§ Document excerpt:
As I said before, the problem often was not with the legislation, it was the attitude of the acquiring authority. The government often tout that about 98 per cent of acquisitions are completed successfully and in a timely manner; however, this does not mean that 98 per cent of dispossessed owners are happy with how the matter was handled.

No information was collected on what dispossessed owners thought of the process and therefore the assumption is that they were all happy. I have had a lot of feedback that this is simply not true. Whilst there was always the ability to negotiate a voluntary acquisition, there seems to be a trend towards favouring this method rather than following the procedures set out under the act. In some circumstances, there is no issue with this and it can lead to a quicker and more satisfactory outcome for both parties.

However, I have heard many disturbing stories of landowners being approached unofficially by public servants who feel intimidated into agreeing to an offer without being fully informed of their rights. There is clearly a power imbalance in these circumstances and, short of legislating against this practice so that governments cannot acquire land unless they follow the process under the Land Acquisition Act, I am not sure what can be done. Dispossessed owners trust that public servants are acting within the spirit of the act and it is disappointing when their trust is broken. I hope compulsory acquisitions in the future will be handled more respectfully.

§ Job a:
Transcribe the passage on compulsory land acquisition from "As I said before, the" up to and including "for both parties.".

§ Records to use:
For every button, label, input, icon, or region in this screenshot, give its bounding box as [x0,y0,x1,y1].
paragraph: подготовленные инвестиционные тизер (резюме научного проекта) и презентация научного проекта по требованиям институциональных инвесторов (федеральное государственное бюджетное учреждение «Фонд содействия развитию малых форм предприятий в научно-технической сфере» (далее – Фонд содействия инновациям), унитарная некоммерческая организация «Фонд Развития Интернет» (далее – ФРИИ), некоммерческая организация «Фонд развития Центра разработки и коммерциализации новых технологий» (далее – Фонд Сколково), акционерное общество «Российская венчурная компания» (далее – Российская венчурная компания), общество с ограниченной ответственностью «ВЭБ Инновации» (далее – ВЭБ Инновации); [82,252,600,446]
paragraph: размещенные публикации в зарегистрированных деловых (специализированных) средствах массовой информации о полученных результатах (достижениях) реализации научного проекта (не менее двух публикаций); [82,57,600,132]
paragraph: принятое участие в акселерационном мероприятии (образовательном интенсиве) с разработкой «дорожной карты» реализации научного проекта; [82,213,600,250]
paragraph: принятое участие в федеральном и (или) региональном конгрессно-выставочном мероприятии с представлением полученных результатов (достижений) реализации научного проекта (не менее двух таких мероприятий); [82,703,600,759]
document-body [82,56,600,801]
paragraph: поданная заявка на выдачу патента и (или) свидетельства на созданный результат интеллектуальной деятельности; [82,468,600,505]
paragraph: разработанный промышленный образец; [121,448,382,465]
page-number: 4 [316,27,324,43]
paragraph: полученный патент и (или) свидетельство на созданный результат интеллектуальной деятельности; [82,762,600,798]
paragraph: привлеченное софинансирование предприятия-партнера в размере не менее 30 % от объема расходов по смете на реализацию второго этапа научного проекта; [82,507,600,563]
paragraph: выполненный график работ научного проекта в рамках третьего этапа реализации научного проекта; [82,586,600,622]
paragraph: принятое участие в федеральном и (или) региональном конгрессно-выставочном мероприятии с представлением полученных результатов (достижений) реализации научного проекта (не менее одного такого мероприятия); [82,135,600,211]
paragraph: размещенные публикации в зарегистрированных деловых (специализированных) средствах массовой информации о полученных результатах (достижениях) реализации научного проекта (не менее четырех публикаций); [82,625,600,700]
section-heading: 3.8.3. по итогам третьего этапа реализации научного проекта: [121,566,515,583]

§ Job b:
Restate word for word the lines of the records from the first line up to and including the line with "paragraph: полученный патент".

§ Task response a:
As I said before, the problem often was not with the legislation, it was the attitude of the acquiring authority. The government often tout that about 98 per cent of acquisitions are completed successfully and in a timely manner; however, this does not mean that 98 per cent of dispossessed owners are happy with how the matter was handled.

No information was collected on what dispossessed owners thought of the process and therefore the assumption is that they were all happy. I have had a lot of feedback that this is simply not true. Whilst there was always the ability to negotiate a voluntary acquisition, there seems to be a trend towards favouring this method rather than following the procedures set out under the act. In some circumstances, there is no issue with this and it can lead to a quicker and more satisfactory outcome for both parties.

§ Task response b:
For every button, label, input, icon, or region in this screenshot, give its bounding box as [x0,y0,x1,y1].
paragraph: подготовленные инвестиционные тизер (резюме научного проекта) и презентация научного проекта по требованиям институциональных инвесторов (федеральное государственное бюджетное учреждение «Фонд содействия развитию малых форм предприятий в научно-технической сфере» (далее – Фонд содействия инновациям), унитарная некоммерческая организация «Фонд Развития Интернет» (далее – ФРИИ), некоммерческая организация «Фонд развития Центра разработки и коммерциализации новых технологий» (далее – Фонд Сколково), акционерное общество «Российская венчурная компания» (далее – Российская венчурная компания), общество с ограниченной ответственностью «ВЭБ Инновации» (далее – ВЭБ Инновации); [82,252,600,446]
paragraph: размещенные публикации в зарегистрированных деловых (специализированных) средствах массовой информации о полученных результатах (достижениях) реализации научного проекта (не менее двух публикаций); [82,57,600,132]
paragraph: принятое участие в акселерационном мероприятии (образовательном интенсиве) с разработкой «дорожной карты» реализации научного проекта; [82,213,600,250]
paragraph: принятое участие в федеральном и (или) региональном конгрессно-выставочном мероприятии с представлением полученных результатов (достижений) реализации научного проекта (не менее двух таких мероприятий); [82,703,600,759]
document-body [82,56,600,801]
paragraph: поданная заявка на выдачу патента и (или) свидетельства на созданный результат интеллектуальной деятельности; [82,468,600,505]
paragraph: разработанный промышленный образец; [121,448,382,465]
page-number: 4 [316,27,324,43]
paragraph: полученный патент и (или) свидетельство на созданный результат интеллектуальной деятельности; [82,762,600,798]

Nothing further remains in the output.